> _WHAT IS ASKED_: Pull each line holding the word "земельного" from the data.

> _ITEMS_:
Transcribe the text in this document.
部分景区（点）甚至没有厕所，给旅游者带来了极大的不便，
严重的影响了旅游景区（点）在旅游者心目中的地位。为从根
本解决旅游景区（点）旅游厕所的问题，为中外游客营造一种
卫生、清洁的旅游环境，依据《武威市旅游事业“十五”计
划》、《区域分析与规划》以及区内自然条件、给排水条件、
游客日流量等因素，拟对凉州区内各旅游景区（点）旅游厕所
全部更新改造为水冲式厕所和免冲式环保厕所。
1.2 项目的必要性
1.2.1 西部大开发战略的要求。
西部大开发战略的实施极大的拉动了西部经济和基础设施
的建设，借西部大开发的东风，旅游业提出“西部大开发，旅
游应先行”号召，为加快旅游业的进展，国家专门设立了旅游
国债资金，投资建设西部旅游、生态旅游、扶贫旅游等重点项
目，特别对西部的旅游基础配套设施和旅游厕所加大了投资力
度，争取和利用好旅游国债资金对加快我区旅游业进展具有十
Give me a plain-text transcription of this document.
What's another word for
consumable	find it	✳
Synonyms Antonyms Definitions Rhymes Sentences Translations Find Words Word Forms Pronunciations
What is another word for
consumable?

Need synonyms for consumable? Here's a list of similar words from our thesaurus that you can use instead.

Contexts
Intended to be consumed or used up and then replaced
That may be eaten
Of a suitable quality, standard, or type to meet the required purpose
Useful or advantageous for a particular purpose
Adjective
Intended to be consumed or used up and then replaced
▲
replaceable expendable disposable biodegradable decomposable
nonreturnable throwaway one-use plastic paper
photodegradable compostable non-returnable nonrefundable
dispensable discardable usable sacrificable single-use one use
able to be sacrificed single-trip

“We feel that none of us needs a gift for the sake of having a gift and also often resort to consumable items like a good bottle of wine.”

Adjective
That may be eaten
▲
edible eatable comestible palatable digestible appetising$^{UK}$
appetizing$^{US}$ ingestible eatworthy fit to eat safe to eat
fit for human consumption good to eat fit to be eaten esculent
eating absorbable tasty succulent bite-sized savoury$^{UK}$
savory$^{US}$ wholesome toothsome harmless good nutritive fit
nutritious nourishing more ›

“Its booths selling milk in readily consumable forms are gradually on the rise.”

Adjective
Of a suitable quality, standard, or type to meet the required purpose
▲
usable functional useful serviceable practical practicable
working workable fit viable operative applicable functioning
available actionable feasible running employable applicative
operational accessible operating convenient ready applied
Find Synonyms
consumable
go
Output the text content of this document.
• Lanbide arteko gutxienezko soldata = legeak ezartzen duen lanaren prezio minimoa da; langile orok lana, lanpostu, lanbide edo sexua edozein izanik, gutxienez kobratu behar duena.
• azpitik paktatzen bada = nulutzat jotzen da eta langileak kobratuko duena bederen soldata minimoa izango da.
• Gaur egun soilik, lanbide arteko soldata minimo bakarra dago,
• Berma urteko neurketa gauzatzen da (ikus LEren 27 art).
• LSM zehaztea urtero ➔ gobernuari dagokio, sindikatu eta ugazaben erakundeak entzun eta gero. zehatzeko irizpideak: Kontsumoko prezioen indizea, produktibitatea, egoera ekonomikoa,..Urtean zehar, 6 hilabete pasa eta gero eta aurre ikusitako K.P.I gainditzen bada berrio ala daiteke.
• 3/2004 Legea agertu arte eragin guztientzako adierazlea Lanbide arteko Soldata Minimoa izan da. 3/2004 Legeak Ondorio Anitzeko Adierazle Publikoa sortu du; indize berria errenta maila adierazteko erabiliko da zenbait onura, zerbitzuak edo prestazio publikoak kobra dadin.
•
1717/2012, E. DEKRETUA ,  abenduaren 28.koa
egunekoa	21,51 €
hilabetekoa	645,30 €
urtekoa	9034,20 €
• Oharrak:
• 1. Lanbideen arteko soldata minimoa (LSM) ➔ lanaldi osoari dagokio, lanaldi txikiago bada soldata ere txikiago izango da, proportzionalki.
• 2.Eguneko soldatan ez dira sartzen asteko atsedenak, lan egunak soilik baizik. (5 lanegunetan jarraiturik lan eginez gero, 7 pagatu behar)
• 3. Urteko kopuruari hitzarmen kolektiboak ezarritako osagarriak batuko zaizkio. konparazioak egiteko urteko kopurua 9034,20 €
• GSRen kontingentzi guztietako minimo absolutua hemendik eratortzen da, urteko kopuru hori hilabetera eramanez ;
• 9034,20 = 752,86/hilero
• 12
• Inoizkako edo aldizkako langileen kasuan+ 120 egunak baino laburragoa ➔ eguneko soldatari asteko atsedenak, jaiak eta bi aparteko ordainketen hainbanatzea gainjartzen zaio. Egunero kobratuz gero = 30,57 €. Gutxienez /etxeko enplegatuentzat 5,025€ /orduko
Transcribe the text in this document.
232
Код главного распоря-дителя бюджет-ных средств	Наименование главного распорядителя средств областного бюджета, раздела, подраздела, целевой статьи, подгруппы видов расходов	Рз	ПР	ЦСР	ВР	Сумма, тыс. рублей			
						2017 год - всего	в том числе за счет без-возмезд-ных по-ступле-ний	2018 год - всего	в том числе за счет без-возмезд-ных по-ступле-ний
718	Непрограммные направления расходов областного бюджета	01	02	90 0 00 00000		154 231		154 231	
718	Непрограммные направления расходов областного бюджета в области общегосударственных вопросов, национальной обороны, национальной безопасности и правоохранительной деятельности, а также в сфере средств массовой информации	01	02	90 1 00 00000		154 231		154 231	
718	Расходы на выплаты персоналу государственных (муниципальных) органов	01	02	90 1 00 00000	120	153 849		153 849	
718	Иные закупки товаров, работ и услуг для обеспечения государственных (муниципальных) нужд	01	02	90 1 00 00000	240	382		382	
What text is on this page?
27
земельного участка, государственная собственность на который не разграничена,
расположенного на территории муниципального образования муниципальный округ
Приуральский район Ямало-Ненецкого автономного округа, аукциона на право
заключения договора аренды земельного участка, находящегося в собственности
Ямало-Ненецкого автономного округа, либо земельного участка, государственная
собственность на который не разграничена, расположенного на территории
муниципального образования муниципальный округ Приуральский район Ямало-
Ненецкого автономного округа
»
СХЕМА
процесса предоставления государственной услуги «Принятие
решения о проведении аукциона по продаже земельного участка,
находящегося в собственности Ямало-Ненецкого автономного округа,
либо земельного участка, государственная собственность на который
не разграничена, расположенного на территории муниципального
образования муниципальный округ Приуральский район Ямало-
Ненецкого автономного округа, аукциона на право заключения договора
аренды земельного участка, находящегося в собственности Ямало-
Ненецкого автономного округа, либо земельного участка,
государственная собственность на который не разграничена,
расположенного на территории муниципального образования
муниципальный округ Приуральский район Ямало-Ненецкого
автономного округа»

> _COMPLETE OUTPUT_:
земельного участка, государственная собственность на который не разграничена,
заключения договора аренды земельного участка, находящегося в собственности
Ямало-Ненецкого автономного округа, либо земельного участка, государственная
решения о проведении аукциона по продаже земельного участка,
либо земельного участка, государственная собственность на который
аренды земельного участка, находящегося в собственности Ямало-
Ненецкого автономного округа, либо земельного участка,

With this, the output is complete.